● RECORDS FOR THE TASK
========

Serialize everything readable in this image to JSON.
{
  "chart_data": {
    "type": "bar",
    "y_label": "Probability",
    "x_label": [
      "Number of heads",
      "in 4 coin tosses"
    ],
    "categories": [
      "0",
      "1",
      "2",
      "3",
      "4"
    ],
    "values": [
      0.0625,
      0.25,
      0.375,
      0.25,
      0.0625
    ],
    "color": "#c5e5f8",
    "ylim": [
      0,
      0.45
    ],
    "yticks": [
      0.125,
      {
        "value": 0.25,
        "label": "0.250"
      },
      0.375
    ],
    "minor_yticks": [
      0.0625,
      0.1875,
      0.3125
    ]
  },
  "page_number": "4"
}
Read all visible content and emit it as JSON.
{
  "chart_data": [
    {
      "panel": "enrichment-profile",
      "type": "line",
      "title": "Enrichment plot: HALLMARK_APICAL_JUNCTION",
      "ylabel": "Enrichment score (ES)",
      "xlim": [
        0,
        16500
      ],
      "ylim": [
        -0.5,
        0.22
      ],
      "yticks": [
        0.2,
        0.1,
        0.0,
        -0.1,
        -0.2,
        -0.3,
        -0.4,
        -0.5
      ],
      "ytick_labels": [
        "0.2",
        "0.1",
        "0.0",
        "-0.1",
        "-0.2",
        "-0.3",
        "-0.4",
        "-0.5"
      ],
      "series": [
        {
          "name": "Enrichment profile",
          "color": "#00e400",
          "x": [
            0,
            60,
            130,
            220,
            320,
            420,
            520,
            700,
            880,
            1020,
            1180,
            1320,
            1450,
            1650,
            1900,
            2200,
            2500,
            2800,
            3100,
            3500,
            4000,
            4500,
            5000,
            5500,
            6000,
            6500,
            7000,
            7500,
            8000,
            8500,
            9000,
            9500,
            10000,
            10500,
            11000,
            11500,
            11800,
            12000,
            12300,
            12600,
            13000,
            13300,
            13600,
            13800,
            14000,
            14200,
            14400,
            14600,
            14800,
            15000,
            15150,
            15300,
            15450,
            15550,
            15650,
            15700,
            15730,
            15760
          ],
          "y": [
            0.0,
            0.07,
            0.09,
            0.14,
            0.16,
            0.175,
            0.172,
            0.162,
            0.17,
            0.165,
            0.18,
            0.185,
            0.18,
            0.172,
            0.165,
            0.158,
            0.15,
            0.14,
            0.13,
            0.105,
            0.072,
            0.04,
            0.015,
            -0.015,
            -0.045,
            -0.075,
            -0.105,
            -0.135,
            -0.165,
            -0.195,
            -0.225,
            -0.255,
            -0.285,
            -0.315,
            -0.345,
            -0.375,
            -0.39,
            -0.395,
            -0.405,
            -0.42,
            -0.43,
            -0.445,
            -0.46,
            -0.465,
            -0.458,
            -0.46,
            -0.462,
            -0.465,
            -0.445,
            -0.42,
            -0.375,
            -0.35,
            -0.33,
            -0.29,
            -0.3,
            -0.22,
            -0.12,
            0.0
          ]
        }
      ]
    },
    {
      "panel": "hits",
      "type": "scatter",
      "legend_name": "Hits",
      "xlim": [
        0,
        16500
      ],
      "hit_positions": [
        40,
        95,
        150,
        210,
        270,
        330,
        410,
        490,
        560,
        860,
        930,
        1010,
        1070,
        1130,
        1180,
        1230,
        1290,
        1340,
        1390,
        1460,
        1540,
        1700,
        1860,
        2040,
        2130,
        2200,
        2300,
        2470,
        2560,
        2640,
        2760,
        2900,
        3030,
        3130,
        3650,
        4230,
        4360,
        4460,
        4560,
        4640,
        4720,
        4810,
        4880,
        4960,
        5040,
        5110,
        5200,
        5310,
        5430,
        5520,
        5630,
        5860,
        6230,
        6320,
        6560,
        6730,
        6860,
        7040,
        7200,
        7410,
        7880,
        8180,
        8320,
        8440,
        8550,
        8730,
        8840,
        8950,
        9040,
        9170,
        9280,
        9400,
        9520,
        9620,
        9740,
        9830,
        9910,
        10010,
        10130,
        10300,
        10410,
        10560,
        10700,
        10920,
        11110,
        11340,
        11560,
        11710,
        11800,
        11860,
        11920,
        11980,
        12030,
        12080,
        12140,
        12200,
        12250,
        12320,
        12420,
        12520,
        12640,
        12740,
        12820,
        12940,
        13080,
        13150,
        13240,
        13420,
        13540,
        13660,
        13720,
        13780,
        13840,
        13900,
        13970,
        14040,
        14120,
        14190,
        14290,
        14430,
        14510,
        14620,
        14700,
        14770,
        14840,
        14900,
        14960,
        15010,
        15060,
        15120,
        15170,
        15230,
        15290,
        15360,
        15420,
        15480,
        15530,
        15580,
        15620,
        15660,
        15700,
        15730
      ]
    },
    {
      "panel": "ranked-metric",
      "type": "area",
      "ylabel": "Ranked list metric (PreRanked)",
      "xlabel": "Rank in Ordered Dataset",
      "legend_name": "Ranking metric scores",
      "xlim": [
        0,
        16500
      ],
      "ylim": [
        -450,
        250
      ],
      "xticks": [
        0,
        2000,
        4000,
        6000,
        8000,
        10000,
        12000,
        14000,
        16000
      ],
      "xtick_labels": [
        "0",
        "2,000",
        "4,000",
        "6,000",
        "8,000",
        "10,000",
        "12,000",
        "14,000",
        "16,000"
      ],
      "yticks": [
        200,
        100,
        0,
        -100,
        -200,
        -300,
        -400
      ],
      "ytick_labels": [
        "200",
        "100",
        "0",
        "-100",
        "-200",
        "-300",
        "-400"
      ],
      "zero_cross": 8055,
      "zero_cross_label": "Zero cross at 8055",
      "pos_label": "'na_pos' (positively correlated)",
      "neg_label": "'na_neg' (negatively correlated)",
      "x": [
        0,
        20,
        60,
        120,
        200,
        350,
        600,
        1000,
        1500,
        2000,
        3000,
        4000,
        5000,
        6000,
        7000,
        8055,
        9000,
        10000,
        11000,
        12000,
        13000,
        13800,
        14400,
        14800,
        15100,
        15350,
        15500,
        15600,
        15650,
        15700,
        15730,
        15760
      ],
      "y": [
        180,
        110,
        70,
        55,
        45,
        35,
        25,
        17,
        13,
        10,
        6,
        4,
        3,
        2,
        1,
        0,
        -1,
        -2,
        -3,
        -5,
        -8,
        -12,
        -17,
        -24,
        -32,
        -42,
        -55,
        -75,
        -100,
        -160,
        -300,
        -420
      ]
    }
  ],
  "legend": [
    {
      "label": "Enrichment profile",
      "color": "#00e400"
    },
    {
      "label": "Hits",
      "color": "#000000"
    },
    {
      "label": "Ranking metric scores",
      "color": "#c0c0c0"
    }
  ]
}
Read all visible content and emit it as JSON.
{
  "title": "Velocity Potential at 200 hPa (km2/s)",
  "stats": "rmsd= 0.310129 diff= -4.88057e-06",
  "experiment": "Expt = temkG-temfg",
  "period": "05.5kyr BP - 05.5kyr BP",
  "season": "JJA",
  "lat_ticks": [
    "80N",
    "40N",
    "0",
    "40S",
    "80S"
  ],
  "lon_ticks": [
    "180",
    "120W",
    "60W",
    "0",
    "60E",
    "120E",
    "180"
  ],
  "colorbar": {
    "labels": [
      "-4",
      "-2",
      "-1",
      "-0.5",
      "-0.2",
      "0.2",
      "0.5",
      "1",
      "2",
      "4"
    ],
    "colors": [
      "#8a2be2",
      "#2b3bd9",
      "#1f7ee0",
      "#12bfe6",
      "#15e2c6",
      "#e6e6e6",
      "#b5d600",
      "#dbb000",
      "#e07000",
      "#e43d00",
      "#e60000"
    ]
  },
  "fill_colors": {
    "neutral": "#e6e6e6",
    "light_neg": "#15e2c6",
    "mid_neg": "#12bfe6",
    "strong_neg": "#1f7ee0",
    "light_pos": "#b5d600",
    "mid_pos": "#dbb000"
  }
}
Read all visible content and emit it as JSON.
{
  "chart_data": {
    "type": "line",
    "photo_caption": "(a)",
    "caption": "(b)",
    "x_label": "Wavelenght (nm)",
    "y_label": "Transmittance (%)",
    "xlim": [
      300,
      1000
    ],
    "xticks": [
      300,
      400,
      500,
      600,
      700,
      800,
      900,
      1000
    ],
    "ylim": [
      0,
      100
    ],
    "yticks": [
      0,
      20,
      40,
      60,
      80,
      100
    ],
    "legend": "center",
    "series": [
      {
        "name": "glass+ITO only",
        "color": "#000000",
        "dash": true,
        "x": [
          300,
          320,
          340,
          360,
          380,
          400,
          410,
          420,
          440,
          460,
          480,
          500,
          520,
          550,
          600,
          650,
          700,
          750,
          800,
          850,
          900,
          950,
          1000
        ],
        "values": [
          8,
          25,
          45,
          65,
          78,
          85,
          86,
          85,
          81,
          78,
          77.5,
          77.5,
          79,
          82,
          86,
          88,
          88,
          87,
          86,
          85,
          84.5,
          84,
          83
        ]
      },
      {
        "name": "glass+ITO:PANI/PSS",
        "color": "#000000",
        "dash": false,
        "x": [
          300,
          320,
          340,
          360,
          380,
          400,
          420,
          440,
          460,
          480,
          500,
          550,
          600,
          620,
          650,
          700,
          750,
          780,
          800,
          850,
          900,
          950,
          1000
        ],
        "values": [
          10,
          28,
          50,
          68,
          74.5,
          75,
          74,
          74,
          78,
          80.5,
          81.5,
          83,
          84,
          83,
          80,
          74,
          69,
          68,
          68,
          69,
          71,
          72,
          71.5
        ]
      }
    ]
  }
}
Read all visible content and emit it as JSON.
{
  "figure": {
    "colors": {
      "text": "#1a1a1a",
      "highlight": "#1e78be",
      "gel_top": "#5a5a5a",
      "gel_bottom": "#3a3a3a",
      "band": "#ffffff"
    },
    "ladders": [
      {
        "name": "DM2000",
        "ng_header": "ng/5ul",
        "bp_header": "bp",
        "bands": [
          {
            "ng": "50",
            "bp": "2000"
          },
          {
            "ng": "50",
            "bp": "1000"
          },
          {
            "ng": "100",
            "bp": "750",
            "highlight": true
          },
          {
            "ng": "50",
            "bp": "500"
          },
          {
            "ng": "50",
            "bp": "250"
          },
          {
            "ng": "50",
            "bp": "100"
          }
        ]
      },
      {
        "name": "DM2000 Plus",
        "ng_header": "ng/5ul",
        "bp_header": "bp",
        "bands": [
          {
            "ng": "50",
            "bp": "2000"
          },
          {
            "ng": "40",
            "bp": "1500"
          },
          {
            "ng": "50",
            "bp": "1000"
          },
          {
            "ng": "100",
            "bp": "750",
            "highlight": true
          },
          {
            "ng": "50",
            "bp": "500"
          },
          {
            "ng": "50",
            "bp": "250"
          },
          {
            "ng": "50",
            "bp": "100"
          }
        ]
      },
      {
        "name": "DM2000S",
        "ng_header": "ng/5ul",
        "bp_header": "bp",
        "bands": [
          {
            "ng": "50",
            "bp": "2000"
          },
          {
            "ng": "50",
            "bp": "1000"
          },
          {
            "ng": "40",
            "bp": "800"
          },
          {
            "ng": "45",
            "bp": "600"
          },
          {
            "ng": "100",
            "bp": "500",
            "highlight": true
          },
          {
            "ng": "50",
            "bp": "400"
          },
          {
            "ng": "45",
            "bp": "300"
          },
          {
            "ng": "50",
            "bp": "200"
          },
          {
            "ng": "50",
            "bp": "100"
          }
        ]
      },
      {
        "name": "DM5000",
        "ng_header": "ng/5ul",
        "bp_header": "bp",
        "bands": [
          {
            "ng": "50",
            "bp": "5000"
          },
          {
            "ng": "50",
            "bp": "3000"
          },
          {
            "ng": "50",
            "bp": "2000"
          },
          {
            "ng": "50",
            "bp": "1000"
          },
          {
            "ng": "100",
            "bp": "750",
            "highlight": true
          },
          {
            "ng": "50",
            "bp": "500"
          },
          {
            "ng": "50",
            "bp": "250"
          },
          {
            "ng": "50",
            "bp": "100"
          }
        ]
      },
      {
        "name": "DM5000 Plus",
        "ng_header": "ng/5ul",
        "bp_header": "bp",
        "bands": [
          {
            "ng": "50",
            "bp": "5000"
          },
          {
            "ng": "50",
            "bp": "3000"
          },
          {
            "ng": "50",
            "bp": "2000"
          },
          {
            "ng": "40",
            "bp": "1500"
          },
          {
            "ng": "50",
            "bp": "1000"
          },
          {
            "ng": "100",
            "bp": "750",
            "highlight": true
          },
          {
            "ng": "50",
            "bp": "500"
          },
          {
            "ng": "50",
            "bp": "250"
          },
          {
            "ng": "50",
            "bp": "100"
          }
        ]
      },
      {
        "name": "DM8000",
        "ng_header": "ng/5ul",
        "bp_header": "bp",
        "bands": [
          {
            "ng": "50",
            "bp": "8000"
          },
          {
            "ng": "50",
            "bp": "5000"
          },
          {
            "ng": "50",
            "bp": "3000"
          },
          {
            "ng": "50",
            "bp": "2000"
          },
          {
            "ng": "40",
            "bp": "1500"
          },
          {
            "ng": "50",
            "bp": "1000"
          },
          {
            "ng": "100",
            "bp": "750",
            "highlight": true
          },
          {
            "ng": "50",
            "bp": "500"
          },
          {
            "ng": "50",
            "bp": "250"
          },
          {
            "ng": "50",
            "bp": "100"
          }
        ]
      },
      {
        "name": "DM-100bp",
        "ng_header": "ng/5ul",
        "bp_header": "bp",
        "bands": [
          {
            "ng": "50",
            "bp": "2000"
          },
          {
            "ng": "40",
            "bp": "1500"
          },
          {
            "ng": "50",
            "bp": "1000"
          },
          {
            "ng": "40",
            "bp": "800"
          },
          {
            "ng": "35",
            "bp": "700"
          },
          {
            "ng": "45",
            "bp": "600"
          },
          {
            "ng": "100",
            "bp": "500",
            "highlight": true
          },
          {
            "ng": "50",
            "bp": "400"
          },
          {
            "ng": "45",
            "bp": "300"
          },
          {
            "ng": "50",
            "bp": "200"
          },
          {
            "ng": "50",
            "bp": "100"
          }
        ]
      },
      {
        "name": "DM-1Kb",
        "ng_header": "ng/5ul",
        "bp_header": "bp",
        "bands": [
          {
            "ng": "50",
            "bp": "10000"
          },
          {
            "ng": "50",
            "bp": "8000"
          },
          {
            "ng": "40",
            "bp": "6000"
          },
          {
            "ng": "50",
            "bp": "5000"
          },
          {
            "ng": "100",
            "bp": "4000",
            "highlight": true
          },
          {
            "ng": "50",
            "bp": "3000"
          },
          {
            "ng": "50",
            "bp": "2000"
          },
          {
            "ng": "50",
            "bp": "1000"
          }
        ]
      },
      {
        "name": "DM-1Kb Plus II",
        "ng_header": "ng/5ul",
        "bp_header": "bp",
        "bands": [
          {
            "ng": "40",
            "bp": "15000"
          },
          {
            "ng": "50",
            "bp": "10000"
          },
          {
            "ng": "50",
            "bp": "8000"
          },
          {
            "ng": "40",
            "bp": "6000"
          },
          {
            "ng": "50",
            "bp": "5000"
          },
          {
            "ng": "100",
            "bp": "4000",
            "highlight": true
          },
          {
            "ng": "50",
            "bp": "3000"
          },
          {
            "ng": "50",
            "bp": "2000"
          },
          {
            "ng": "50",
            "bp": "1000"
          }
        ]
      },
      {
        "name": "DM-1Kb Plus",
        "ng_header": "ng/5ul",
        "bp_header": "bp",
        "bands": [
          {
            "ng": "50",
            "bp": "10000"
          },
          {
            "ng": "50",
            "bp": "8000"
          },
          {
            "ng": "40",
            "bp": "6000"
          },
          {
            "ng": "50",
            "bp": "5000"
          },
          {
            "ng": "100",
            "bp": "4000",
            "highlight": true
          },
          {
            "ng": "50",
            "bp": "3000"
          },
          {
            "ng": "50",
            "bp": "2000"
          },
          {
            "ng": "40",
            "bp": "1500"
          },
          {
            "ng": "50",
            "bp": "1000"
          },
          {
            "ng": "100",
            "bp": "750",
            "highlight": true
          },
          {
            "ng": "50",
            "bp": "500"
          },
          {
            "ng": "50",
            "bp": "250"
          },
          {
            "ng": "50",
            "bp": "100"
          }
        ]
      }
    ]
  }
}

========

● WHAT THIS TASK INVOLVES
Locate each line with the word "ylabel" and copy it.

● SOLVED PROBLEM
      "ylabel": "Enrichment score (ES)",
      "ylabel": "Ranked list metric (PreRanked)",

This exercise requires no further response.